* **TEXT PROVIDED**
Sunday, March 16, 2014

My delusions of superiority

I noticed a pattern in my life this past weekend. The pattern was this:

I have delusions of superiority.

Basically, in nearly every situation where I have some knowledge or experience, I default to the assumption that I know best; I'm right; I'm in the top category; I'm the authority who can correct others, but who is beyond the need for correction myself.

I noticed this response happening 4 times in just one weekend. Generally, when things show up like that repeatedly in a short span, I figure God wants to say something about it, so I started listening. I'll describe the incidents in order from silliest to most disturbing.



INCIDENT #1
I was in a Cuban salsa class...which is somewhat different from the linear style I typically dance. As I was learning a certain move, the guy leading the class told me I was doing the footwork wrong. But I consider myself a decent dancer. I've been told I follow well, and I've practiced extensively with the best of the best. So when this guy told me I was wrong, my automatic assumption was that if I was doing it wrong, it's only because he was leading me wrong. It was HIS fault. And I told him that.

But as the class went on, I came to realize that I was, in fact, doing the footwork incorrectly. Oops. And it wasn't until I finally humbled myself that I was able to correct it and do it right.

INCIDENT #2
That same weekend, I was at a church event where they described 4 stages of Christian maturity and told us to evaluate which stage we're in right now. As I looked at the 4 stages, my immediate reaction was, "Of course I'm in the top stage! After all, I'm Jill Grear!!! Now let me look for some evidence to support that."

As I looked for that evidence, though, the sad fact was that I found much more to suggest I was in Stage 1 (or Stage -1 if that existed) than Stage 4. Yikes. So I immediately searched for ways to explain away that negative evidence and justify why my initial categorization was correct.

It suddenly occurred to me, though...might it be more realistic to look at the evidence FIRST and use said evidence to evaluate which category I'm in...than to automatically assume I'm in the top category and then look for evidence to support that assumption? What makes me think I'm so great? After all, if anyone else approached it with the automatic assumption that they were on top, I'd consider them delusional. So what does that make me? Hmmm...

* **EXERCISE A**
In the blog post about delusions of superiority, what kind of class was the writer in during the first incident?

* **Layout records**
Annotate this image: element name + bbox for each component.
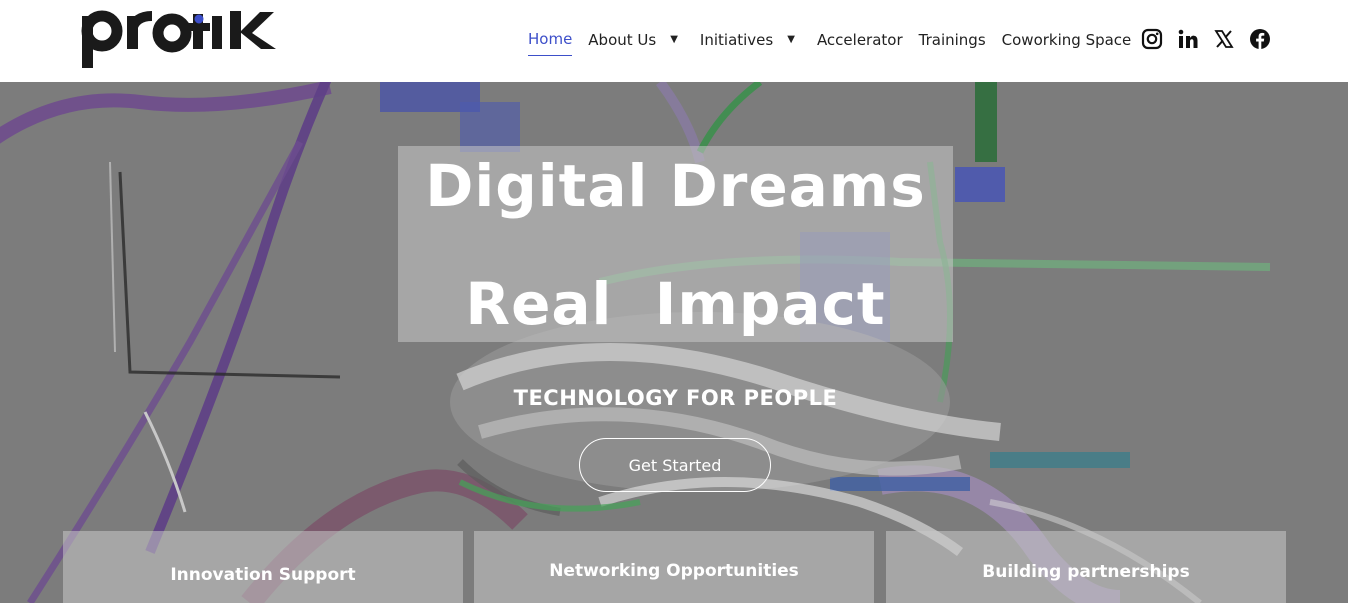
hero-headline-line2: Real Impact	[465, 270, 886, 338]
nav-about-us-label: About Us	[588, 31, 657, 49]
feature-card-title: Building partnerships	[982, 562, 1190, 582]
nav-coworking-space[interactable]: Coworking Space	[994, 26, 1140, 54]
nav-initiatives[interactable]: Initiatives ▼	[692, 26, 809, 54]
nav-accelerator-label: Accelerator	[816, 31, 903, 49]
nav-coworking-space-label: Coworking Space	[1001, 31, 1132, 49]
x-icon[interactable]	[1213, 28, 1235, 50]
nav-initiatives-label: Initiatives	[699, 31, 774, 49]
protik-logo[interactable]	[80, 8, 295, 72]
hero-headline-line1: Digital Dreams	[425, 152, 926, 220]
feature-card-title: Networking Opportunities	[549, 561, 799, 581]
site-header: Home About Us ▼ Initiatives ▼ Accelerato…	[0, 0, 1348, 82]
hero-tagline: TECHNOLOGY FOR PEOPLE	[513, 386, 838, 410]
nav-trainings[interactable]: Trainings	[911, 26, 994, 54]
feature-card-networking-opportunities[interactable]: Networking Opportunities	[474, 531, 874, 603]
facebook-icon[interactable]	[1249, 28, 1271, 50]
chevron-down-icon[interactable]: ▼	[670, 26, 678, 54]
nav-home[interactable]: Home	[520, 25, 580, 56]
nav-trainings-label: Trainings	[918, 31, 986, 49]
chevron-down-icon[interactable]: ▼	[787, 26, 795, 54]
nav-home-label: Home	[528, 25, 573, 56]
feature-card-innovation-support[interactable]: Innovation Support	[63, 531, 463, 603]
feature-card-building-partnerships[interactable]: Building partnerships	[886, 531, 1286, 603]
nav-accelerator[interactable]: Accelerator	[809, 26, 911, 54]
instagram-icon[interactable]	[1141, 28, 1163, 50]
get-started-button[interactable]: Get Started	[579, 438, 771, 492]
hero-section: Digital Dreams Real Impact TECHNOLOGY FO…	[0, 82, 1348, 603]
nav-about-us[interactable]: About Us ▼	[580, 26, 692, 54]
get-started-label: Get Started	[628, 455, 722, 475]
feature-card-title: Innovation Support	[170, 565, 356, 585]
main-nav: Home About Us ▼ Initiatives ▼ Accelerato…	[520, 25, 1140, 56]
linkedin-icon[interactable]	[1177, 28, 1199, 50]
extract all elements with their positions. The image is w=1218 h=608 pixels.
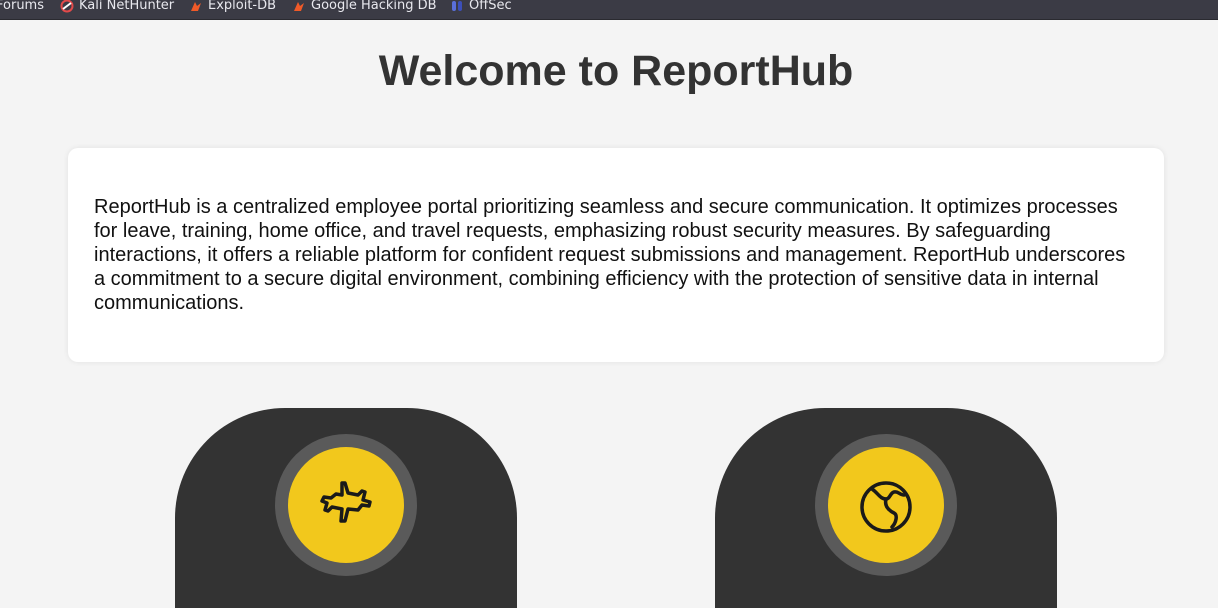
service-icon-ring xyxy=(815,434,957,576)
service-icon-circle xyxy=(828,447,944,563)
bookmark-label: OffSec xyxy=(469,0,512,13)
bookmark-forums[interactable]: Forums xyxy=(0,0,44,15)
service-card-home-office[interactable] xyxy=(715,408,1057,608)
nethunter-icon xyxy=(60,0,74,12)
service-card-travel[interactable] xyxy=(175,408,517,608)
bookmark-label: Kali NetHunter xyxy=(79,0,175,13)
about-text: ReportHub is a centralized employee port… xyxy=(94,196,1126,314)
bookmark-kali-nethunter[interactable]: Kali NetHunter xyxy=(60,0,174,15)
about-card: ReportHub is a centralized employee port… xyxy=(68,148,1164,362)
bookmark-exploit-db[interactable]: Exploit-DB xyxy=(189,0,276,15)
bookmark-offsec[interactable]: OffSec xyxy=(450,0,512,15)
offsec-icon xyxy=(452,0,462,11)
page-title: Welcome to ReportHub xyxy=(378,47,854,95)
bookmark-google-hacking-db[interactable]: Google Hacking DB xyxy=(292,0,437,15)
bookmark-label: Exploit-DB xyxy=(208,0,277,13)
bookmark-label: Google Hacking DB xyxy=(311,0,437,13)
globe-icon xyxy=(860,481,912,533)
exploit-db-icon xyxy=(294,1,304,11)
bookmark-label: Forums xyxy=(0,0,44,13)
service-icon-ring xyxy=(275,434,417,576)
airplane-icon xyxy=(320,481,372,523)
service-icon-circle xyxy=(288,447,404,563)
bookmarks-bar: Forums Kali NetHunter Exploit-DB Google … xyxy=(0,0,1218,20)
exploit-db-icon xyxy=(191,1,201,11)
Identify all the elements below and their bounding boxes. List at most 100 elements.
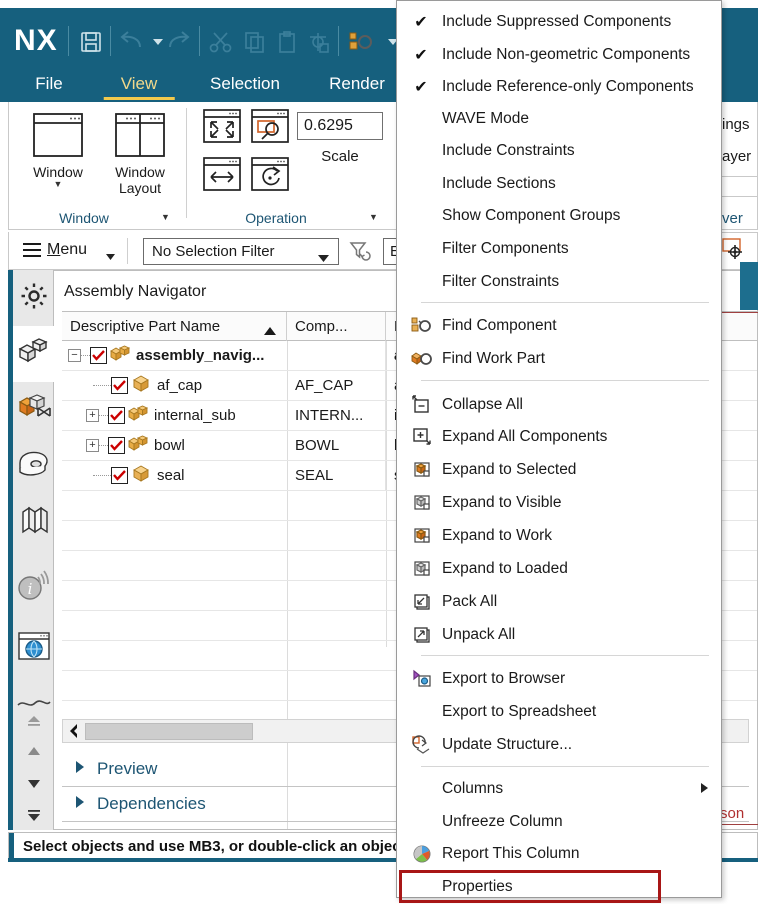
menu-button[interactable]: Menu (47, 241, 87, 259)
info-broadcast-icon: i (16, 569, 52, 607)
status-accent (9, 833, 14, 859)
selection-filter-dropdown[interactable]: No Selection Filter (143, 238, 339, 265)
sidebar-item-part-navigator[interactable] (13, 438, 54, 494)
checkbox-checked[interactable] (90, 347, 107, 364)
fit-view-button[interactable] (202, 108, 242, 149)
screenshot-root: NX File View Selection Render Window ▼ W… (0, 0, 758, 904)
scale-input[interactable]: 0.6295 (297, 112, 383, 140)
menu-item-export-to-spreadsheet[interactable]: Export to Spreadsheet (398, 696, 722, 728)
column-header-component[interactable]: Comp... (287, 312, 386, 341)
hamburger-icon[interactable] (23, 243, 41, 261)
ribbon-group-window: Window ▼ Window Layout Window ▼ (9, 102, 187, 228)
tree-connector (81, 355, 90, 356)
tree-node-label: internal_sub (154, 407, 236, 424)
menu-item-expand-to-loaded[interactable]: Expand to Loaded (398, 553, 722, 585)
window-layout-button[interactable]: Window Layout (105, 106, 175, 196)
rotate-button[interactable] (251, 156, 289, 194)
menu-item-report-this-column[interactable]: Report This Column (398, 838, 722, 870)
operation-group-expander-icon[interactable]: ▼ (369, 212, 378, 222)
tree-node-assembly-navig[interactable]: − assembly_navig... (68, 341, 264, 370)
tree-node-label: bowl (154, 437, 185, 454)
checkbox-checked[interactable] (111, 377, 128, 394)
collapse-toggle-icon[interactable]: − (68, 349, 81, 362)
zoom-button[interactable] (251, 108, 289, 146)
menu-item-expand-to-work[interactable]: Expand to Work (398, 520, 722, 552)
window-layout-button-label: Window Layout (115, 164, 165, 197)
expand-toggle-icon[interactable]: + (86, 409, 99, 422)
menu-item-label: Expand All Components (442, 428, 608, 445)
column-header-descriptive-part-name[interactable]: Descriptive Part Name (62, 312, 287, 341)
tab-render[interactable]: Render (310, 66, 404, 102)
tab-file[interactable]: File (20, 66, 78, 102)
checkbox-checked[interactable] (108, 437, 125, 454)
sidebar-item-constraint-navigator[interactable] (13, 382, 54, 438)
fit-icon (202, 108, 242, 149)
menu-item-label: Expand to Visible (442, 494, 562, 511)
column-header-label: Descriptive Part Name (70, 318, 221, 335)
menu-item-show-component-groups[interactable]: Show Component Groups (398, 200, 722, 232)
chevron-down-icon[interactable] (106, 248, 115, 266)
menu-separator (421, 380, 709, 381)
menu-item-filter-components[interactable]: Filter Components (398, 233, 722, 265)
filter-reset-icon[interactable] (349, 241, 371, 266)
menu-item-expand-to-selected[interactable]: Expand to Selected (398, 454, 722, 486)
menu-item-filter-constraints[interactable]: Filter Constraints (398, 266, 722, 298)
menu-button-label-rest: enu (60, 241, 88, 258)
menu-item-pack-all[interactable]: Pack All (398, 586, 722, 618)
tree-node-af-cap[interactable]: af_cap (93, 371, 202, 400)
sidebar-item-assembly-navigator[interactable] (13, 326, 54, 382)
menu-item-collapse-all[interactable]: Collapse All (398, 389, 722, 421)
sidebar-item-reuse-library[interactable] (13, 494, 54, 550)
pan-button[interactable] (203, 156, 241, 194)
menu-item-expand-all-components[interactable]: Expand All Components (398, 421, 722, 453)
chevron-down-icon[interactable]: ▼ (23, 179, 93, 189)
tree-node-bowl[interactable]: + bowl (86, 431, 185, 460)
window-icon (23, 106, 93, 164)
window-group-expander-icon[interactable]: ▼ (161, 212, 170, 222)
menu-item-include-suppressed-components[interactable]: ✔ Include Suppressed Components (398, 6, 722, 38)
menu-item-include-reference-only-components[interactable]: ✔ Include Reference-only Components (398, 71, 722, 103)
tab-view-label: View (120, 74, 158, 93)
expand-toggle-icon[interactable]: + (86, 439, 99, 452)
menu-item-wave-mode[interactable]: WAVE Mode (398, 103, 722, 135)
menu-item-find-work-part[interactable]: Find Work Part (398, 343, 722, 375)
menu-item-export-to-browser[interactable]: Export to Browser (398, 663, 722, 695)
undo-icon[interactable] (116, 28, 146, 56)
scrollbar-thumb[interactable] (85, 723, 253, 740)
cut-icon[interactable] (206, 28, 236, 56)
scroll-top-icon[interactable] (13, 710, 54, 732)
tree-node-internal-sub[interactable]: + internal_sub (86, 401, 236, 430)
menu-item-find-component[interactable]: Find Component (398, 310, 722, 342)
menu-item-include-non-geometric-components[interactable]: ✔ Include Non-geometric Components (398, 39, 722, 71)
sidebar-item-hd3d[interactable]: i (13, 560, 54, 616)
menu-item-update-structure[interactable]: Update Structure... (398, 729, 722, 761)
find-component-icon[interactable] (346, 28, 376, 56)
menu-item-expand-to-visible[interactable]: Expand to Visible (398, 487, 722, 519)
bg-label-son: son (720, 805, 745, 822)
menu-item-include-sections[interactable]: Include Sections (398, 168, 722, 200)
tree-node-label: assembly_navig... (136, 347, 265, 364)
sidebar-item-customize[interactable] (13, 270, 54, 326)
chevron-left-icon[interactable] (67, 723, 81, 744)
save-icon[interactable] (76, 28, 106, 56)
tree-node-seal[interactable]: seal (93, 461, 185, 490)
menu-item-unfreeze-column[interactable]: Unfreeze Column (398, 806, 722, 838)
sidebar-item-web-browser[interactable] (13, 620, 54, 676)
checkbox-checked[interactable] (108, 407, 125, 424)
menu-item-unpack-all[interactable]: Unpack All (398, 619, 722, 651)
checkbox-checked[interactable] (111, 467, 128, 484)
find-component-icon (410, 314, 434, 338)
tab-selection[interactable]: Selection (192, 66, 298, 102)
paste-special-icon[interactable] (304, 28, 334, 56)
scroll-up-icon[interactable] (13, 740, 54, 762)
menu-item-columns[interactable]: Columns (398, 773, 722, 805)
window-button[interactable]: Window ▼ (23, 106, 93, 189)
tab-view[interactable]: View (96, 66, 182, 102)
scroll-down-icon[interactable] (13, 772, 54, 794)
toolbar-separator (199, 26, 200, 56)
redo-icon[interactable] (164, 28, 194, 56)
scroll-bottom-icon[interactable] (13, 804, 54, 826)
paste-icon[interactable] (272, 28, 302, 56)
copy-icon[interactable] (240, 28, 270, 56)
menu-item-include-constraints[interactable]: Include Constraints (398, 135, 722, 167)
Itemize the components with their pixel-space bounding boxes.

* **EXERCISE B**
From the records, return the lines between the line holding "270, 886, 338]" and the line holding "26, 809, 54]", inclusive, copied exactly.

* **TASK OUTPUT A**
A Cuban salsa class.

* **TASK OUTPUT B**
hero-headline-line2: Real Impact	[465, 270, 886, 338]
nav-about-us-label: About Us	[588, 31, 657, 49]
feature-card-title: Building partnerships	[982, 562, 1190, 582]
nav-coworking-space[interactable]: Coworking Space	[994, 26, 1140, 54]
nav-initiatives[interactable]: Initiatives ▼	[692, 26, 809, 54]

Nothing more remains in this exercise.